§ **THE REQUEST**:
Report back each line of the records that contains the string "sensitivity".

§ **PROVIDED DATA**:
## START
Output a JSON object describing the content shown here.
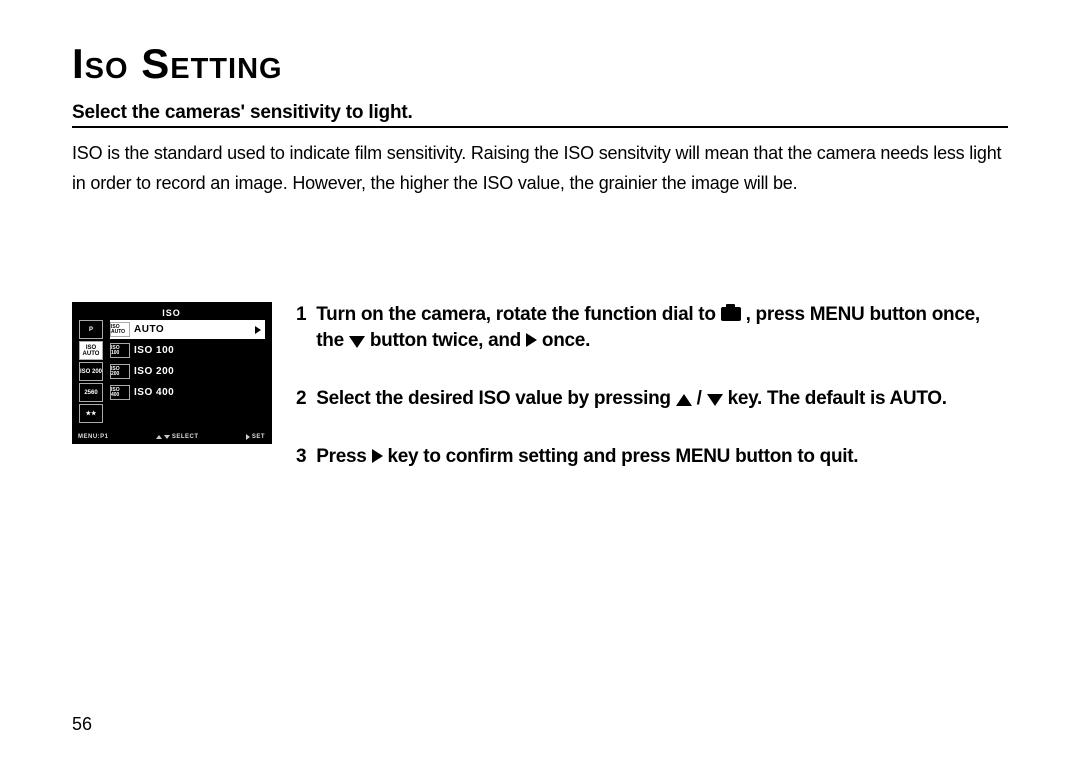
{
  "title": "Iso Setting",
  "subhead": "Select the cameras' sensitivity to light.",
  "paragraph": "ISO is the standard used to indicate film sensitivity. Raising the ISO sensitvity will mean that the camera needs less light in order to record an image. However, the higher the ISO value, the grainier the image will be.",
  "lcd": {
    "title": "ISO",
    "left_icons": [
      "P",
      "ISO\nAUTO",
      "ISO\n200",
      "2560",
      "★★"
    ],
    "rows": [
      {
        "icon": "ISO\nAUTO",
        "label": "AUTO",
        "highlight": true
      },
      {
        "icon": "ISO\n100",
        "label": "ISO 100"
      },
      {
        "icon": "ISO\n200",
        "label": "ISO 200"
      },
      {
        "icon": "ISO\n400",
        "label": "ISO 400"
      }
    ],
    "footer": {
      "left": "MENU:P1",
      "mid": "SELECT",
      "right": "SET"
    }
  },
  "steps": [
    {
      "n": "1",
      "pre": "Turn on the camera, rotate the function dial to ",
      "mid": " , press MENU button once, the  ",
      "post": " button twice, and ",
      "end": " once."
    },
    {
      "n": "2",
      "pre": "Select the desired ISO value by pressing ",
      "mid2": " / ",
      "post": "  key. The default is AUTO."
    },
    {
      "n": "3",
      "pre": "Press  ",
      "post": "  key to confirm setting and press MENU button to quit."
    }
  ],
  "page_number": "56"
}
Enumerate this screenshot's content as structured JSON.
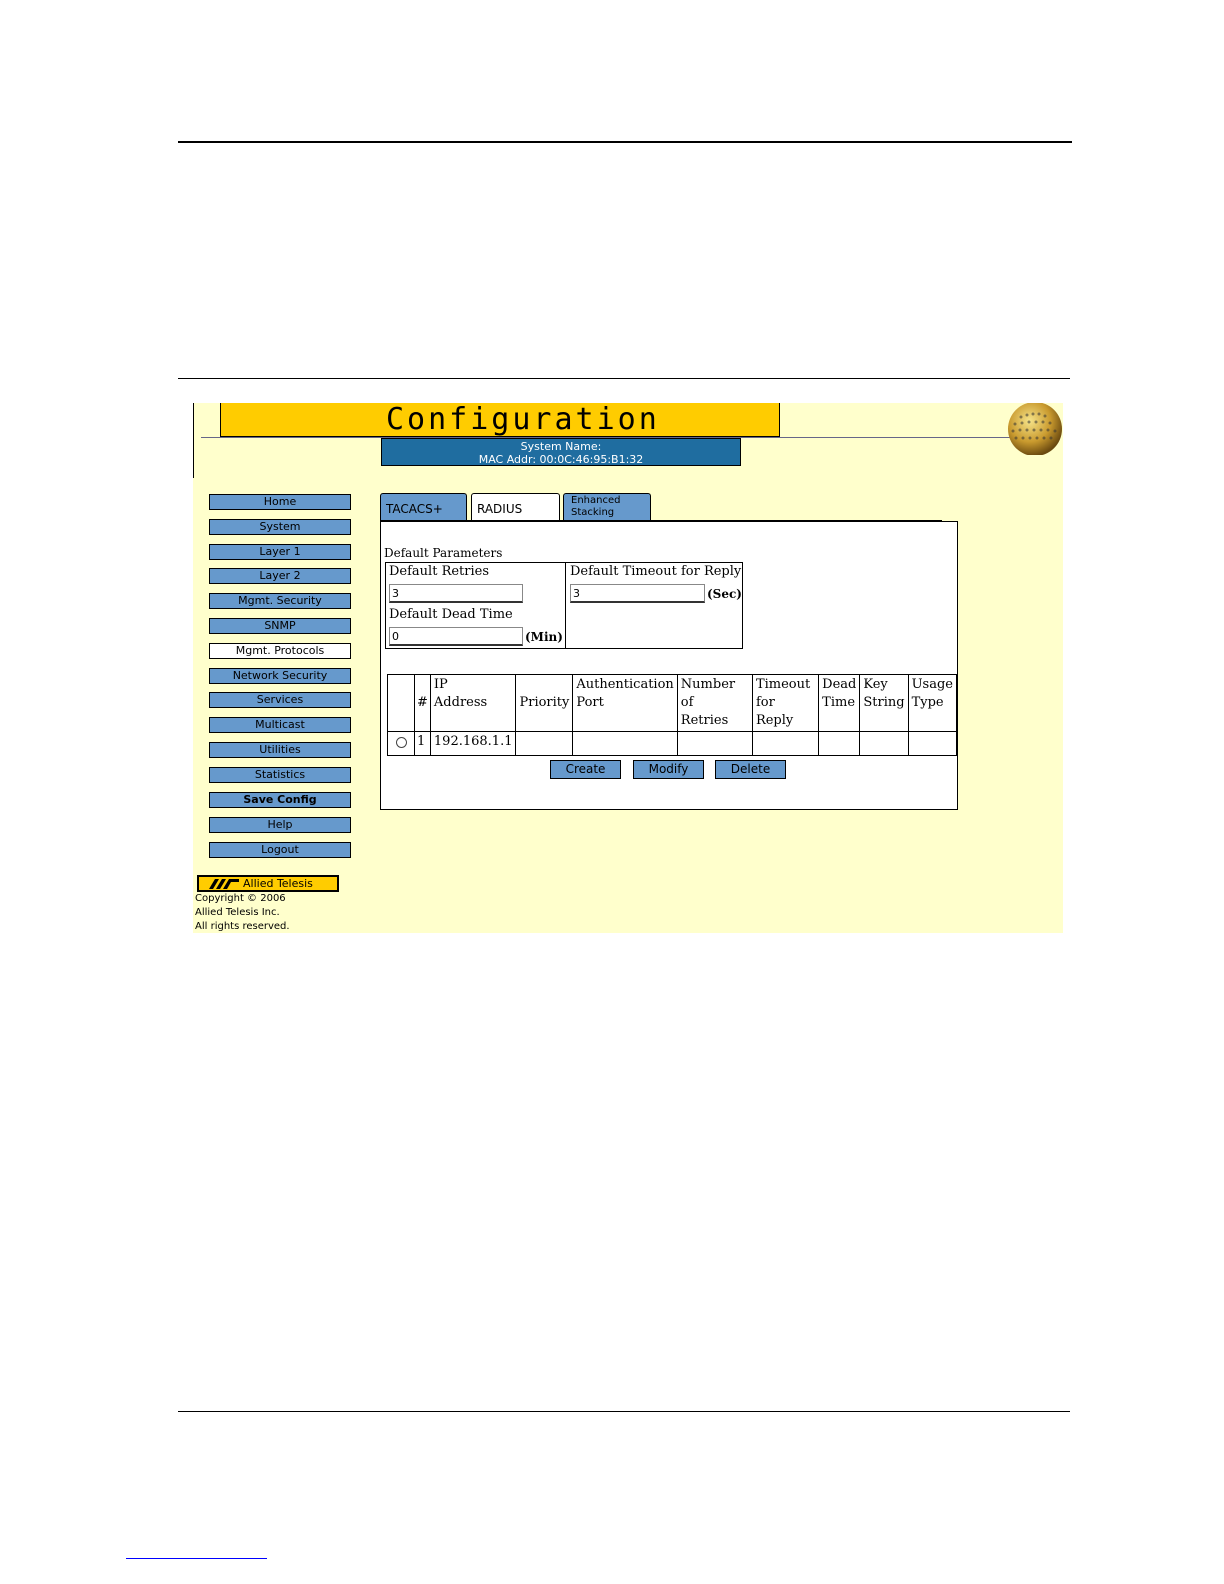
## END
§ **FINAL RESULT**:
  "subhead": "Select the cameras' sensitivity to light.",
  "paragraph": "ISO is the standard used to indicate film sensitivity. Raising the ISO sensitvity will mean that the camera needs less light in order to record an image. However, the higher the ISO value, the grainier the image will be.",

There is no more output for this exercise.